#### [SHORT TASK]
Restate each line word for word. Leave out every picture.

** START STORED RECORDS **

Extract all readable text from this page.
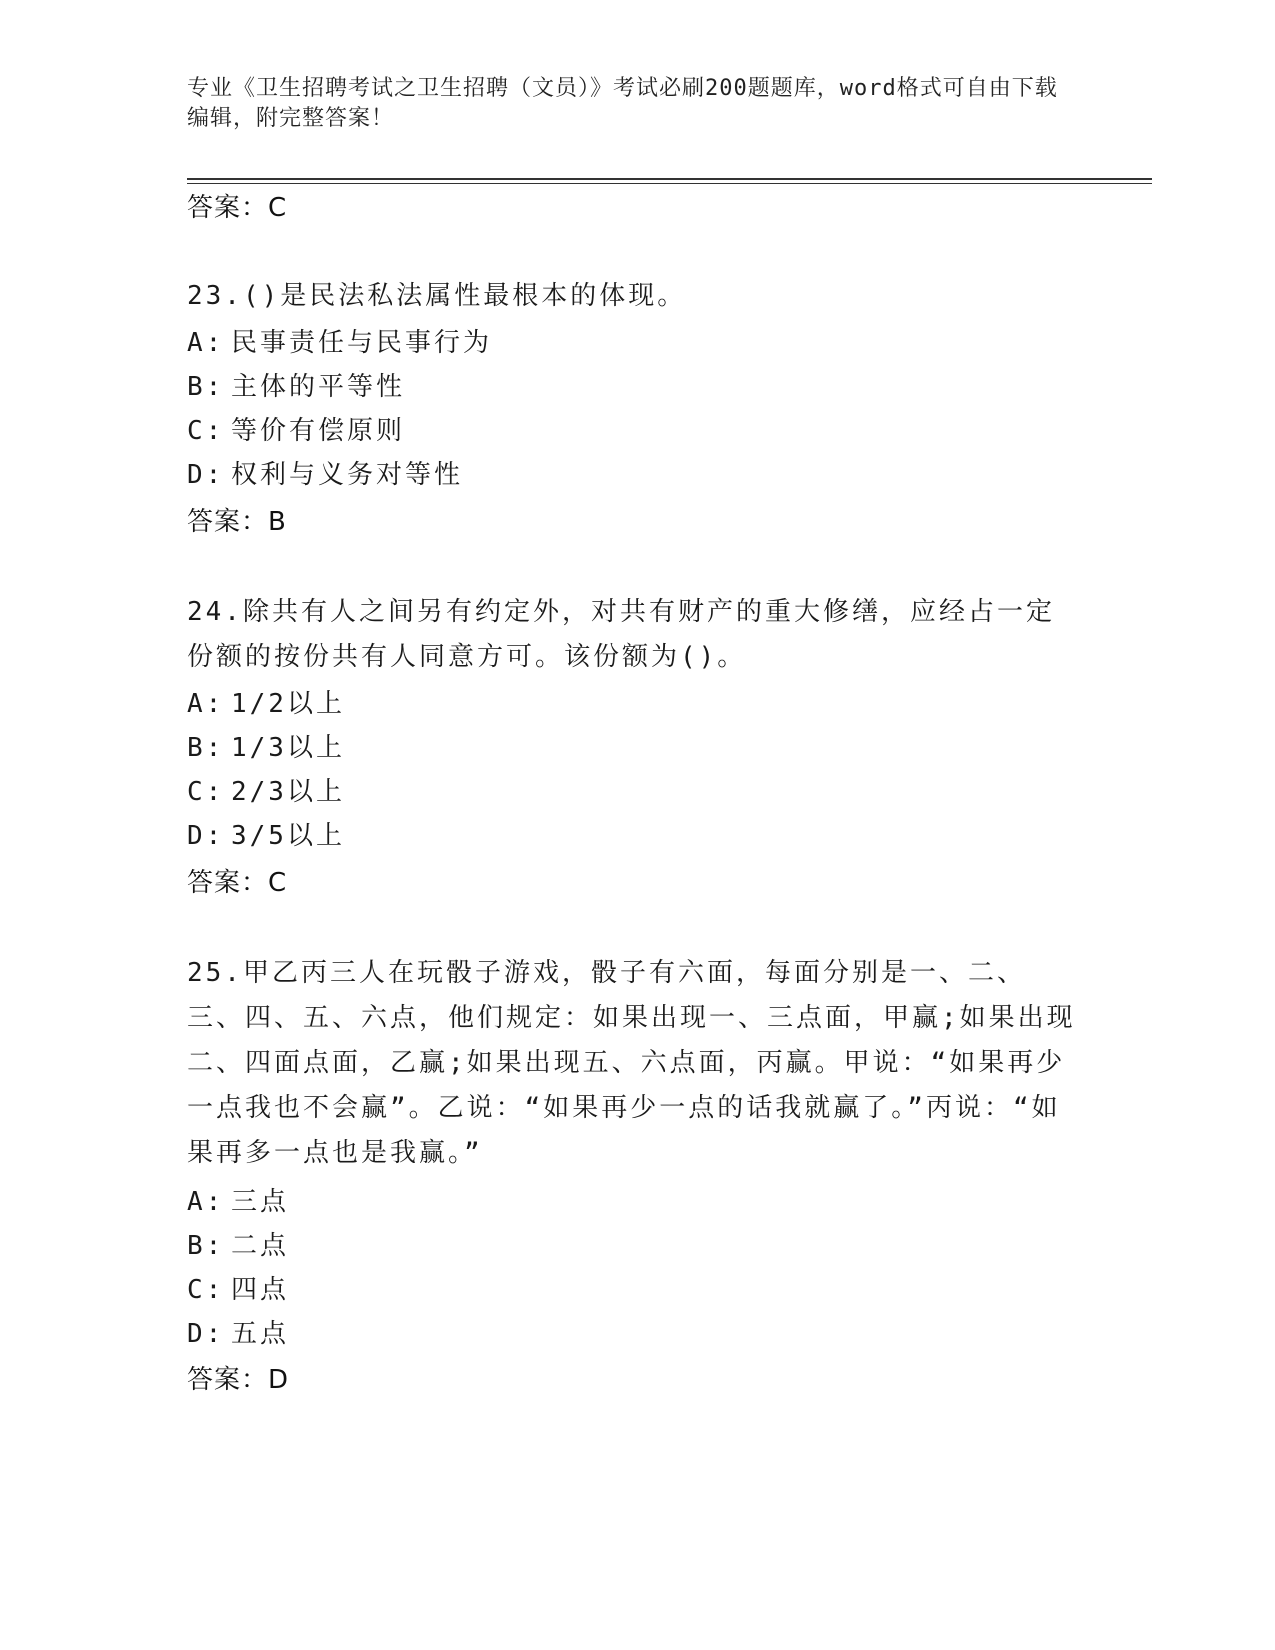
专业《卫生招聘考试之卫生招聘（文员）》考试必刷200题题库，word格式可自由下载编辑，附完整答案！
答案：C
23.()是民法私法属性最根本的体现。
A: 民事责任与民事行为
B: 主体的平等性
C: 等价有偿原则
D: 权利与义务对等性
答案：B
24.除共有人之间另有约定外，对共有财产的重大修缮，应经占一定份额的按份共有人同意方可。该份额为()。
A: 1/2以上
B: 1/3以上
C: 2/3以上
D: 3/5以上
答案：C
25.甲乙丙三人在玩骰子游戏，骰子有六面，每面分别是一、二、三、四、五、六点，他们规定：如果出现一、三点面，甲赢;如果出现二、四面点面，乙赢;如果出现五、六点面，丙赢。甲说：“如果再少一点我也不会赢”。乙说：“如果再少一点的话我就赢了。”丙说：“如果再多一点也是我赢。”
A: 三点
B: 二点
C: 四点
D: 五点
答案：D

** END STORED RECORDS **

#### [CORRECT OUTPUT]
Extract all readable text from this page.
专业《卫生招聘考试之卫生招聘（文员）》考试必刷200题题库，word格式可自由下载编辑，附完整答案！
答案：C
23.()是民法私法属性最根本的体现。
A: 民事责任与民事行为
B: 主体的平等性
C: 等价有偿原则
D: 权利与义务对等性
答案：B
24.除共有人之间另有约定外，对共有财产的重大修缮，应经占一定份额的按份共有人同意方可。该份额为()。
A: 1/2以上
B: 1/3以上
C: 2/3以上
D: 3/5以上
答案：C
25.甲乙丙三人在玩骰子游戏，骰子有六面，每面分别是一、二、三、四、五、六点，他们规定：如果出现一、三点面，甲赢;如果出现二、四面点面，乙赢;如果出现五、六点面，丙赢。甲说：“如果再少一点我也不会赢”。乙说：“如果再少一点的话我就赢了。”丙说：“如果再多一点也是我赢。”
A: 三点
B: 二点
C: 四点
D: 五点
答案：D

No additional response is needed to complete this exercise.